(Chart and figure data)
***
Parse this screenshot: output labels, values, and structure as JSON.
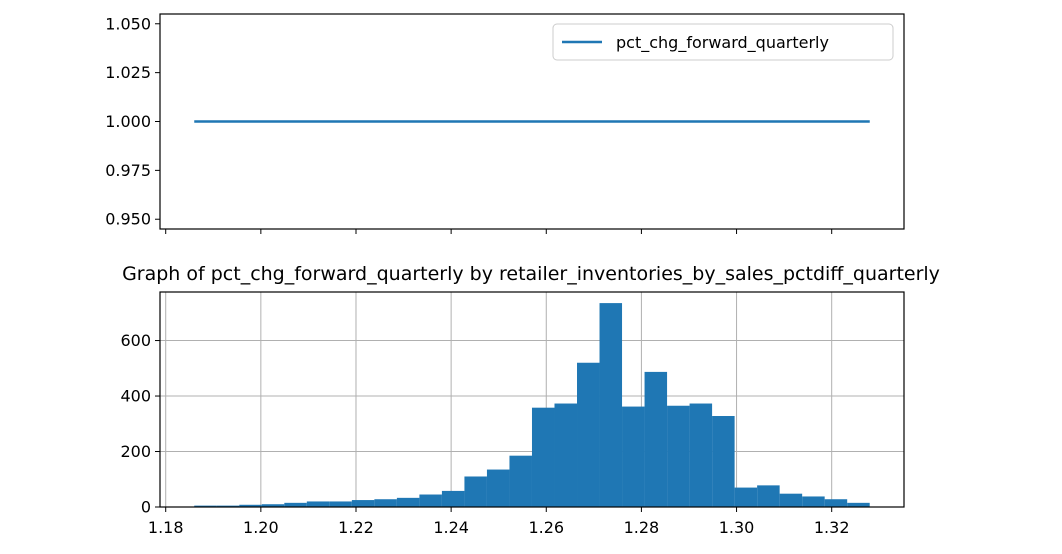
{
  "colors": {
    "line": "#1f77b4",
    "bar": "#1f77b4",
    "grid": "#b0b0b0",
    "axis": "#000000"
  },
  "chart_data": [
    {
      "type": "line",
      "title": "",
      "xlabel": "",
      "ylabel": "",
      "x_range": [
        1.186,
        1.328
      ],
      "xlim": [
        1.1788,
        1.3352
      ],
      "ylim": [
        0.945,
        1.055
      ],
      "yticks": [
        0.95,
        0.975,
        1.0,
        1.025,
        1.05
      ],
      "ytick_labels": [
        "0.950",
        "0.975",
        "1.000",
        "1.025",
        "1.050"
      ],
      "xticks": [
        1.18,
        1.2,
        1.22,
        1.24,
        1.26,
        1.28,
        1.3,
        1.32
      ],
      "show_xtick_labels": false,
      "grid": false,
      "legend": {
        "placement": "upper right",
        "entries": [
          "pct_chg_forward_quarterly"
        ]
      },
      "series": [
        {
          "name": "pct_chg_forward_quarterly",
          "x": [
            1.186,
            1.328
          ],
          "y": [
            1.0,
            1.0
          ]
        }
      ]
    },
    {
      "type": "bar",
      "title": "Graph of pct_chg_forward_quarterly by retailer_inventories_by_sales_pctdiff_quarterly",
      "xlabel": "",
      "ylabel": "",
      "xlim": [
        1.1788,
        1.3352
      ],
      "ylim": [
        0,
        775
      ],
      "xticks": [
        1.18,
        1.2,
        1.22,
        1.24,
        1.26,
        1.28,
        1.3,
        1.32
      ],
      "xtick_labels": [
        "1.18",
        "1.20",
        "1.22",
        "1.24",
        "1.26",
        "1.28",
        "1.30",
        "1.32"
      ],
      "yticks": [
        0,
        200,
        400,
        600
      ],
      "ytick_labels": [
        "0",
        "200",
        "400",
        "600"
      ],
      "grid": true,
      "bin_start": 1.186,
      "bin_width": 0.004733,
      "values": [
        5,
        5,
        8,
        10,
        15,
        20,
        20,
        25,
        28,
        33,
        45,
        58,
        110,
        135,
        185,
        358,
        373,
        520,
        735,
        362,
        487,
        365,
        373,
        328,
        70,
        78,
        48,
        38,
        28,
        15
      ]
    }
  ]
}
***
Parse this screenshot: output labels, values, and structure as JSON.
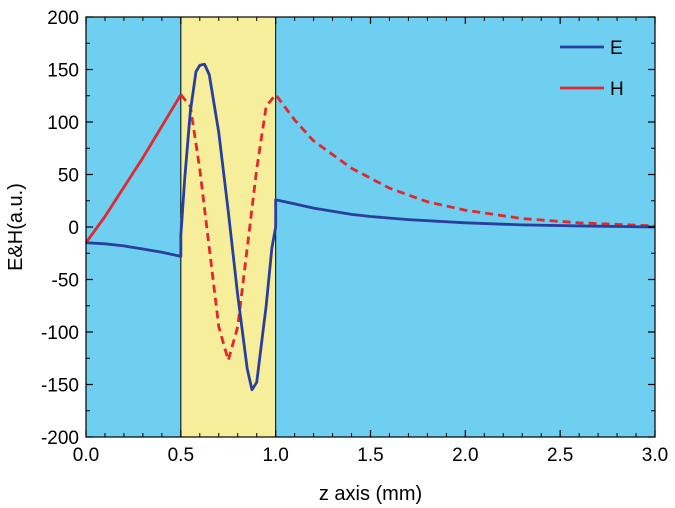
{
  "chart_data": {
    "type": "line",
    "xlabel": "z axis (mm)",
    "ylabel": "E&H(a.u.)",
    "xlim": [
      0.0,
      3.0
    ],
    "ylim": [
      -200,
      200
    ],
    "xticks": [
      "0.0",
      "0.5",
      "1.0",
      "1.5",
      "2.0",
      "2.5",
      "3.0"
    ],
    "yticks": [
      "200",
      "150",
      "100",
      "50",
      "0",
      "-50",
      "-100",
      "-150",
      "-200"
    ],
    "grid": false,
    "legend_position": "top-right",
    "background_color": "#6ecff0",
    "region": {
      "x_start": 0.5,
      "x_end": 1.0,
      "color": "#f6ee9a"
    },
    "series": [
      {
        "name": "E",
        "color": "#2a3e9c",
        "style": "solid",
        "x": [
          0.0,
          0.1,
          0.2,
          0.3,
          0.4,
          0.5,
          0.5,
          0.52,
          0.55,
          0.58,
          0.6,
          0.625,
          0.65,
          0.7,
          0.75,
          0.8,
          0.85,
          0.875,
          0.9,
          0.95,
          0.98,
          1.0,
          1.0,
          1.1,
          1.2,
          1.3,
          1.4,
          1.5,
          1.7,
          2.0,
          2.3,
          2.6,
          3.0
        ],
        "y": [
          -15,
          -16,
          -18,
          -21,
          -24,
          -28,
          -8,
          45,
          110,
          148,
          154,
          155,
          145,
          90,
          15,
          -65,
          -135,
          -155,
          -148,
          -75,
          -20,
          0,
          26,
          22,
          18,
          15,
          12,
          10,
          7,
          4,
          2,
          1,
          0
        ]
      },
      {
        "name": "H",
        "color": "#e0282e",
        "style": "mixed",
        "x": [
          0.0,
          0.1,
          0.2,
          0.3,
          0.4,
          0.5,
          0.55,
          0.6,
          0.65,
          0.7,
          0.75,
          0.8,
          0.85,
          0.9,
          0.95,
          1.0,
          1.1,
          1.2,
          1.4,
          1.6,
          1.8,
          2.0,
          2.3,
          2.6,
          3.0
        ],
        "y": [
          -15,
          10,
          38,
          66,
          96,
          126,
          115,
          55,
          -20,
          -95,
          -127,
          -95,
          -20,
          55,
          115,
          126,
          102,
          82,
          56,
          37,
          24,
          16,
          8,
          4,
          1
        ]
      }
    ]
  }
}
***
* EXERCISE AIM *
Copy every line above that holds the word "false".

* FINAL RESULT *
      "show_xtick_labels": false,
      "grid": false,
    "grid": false,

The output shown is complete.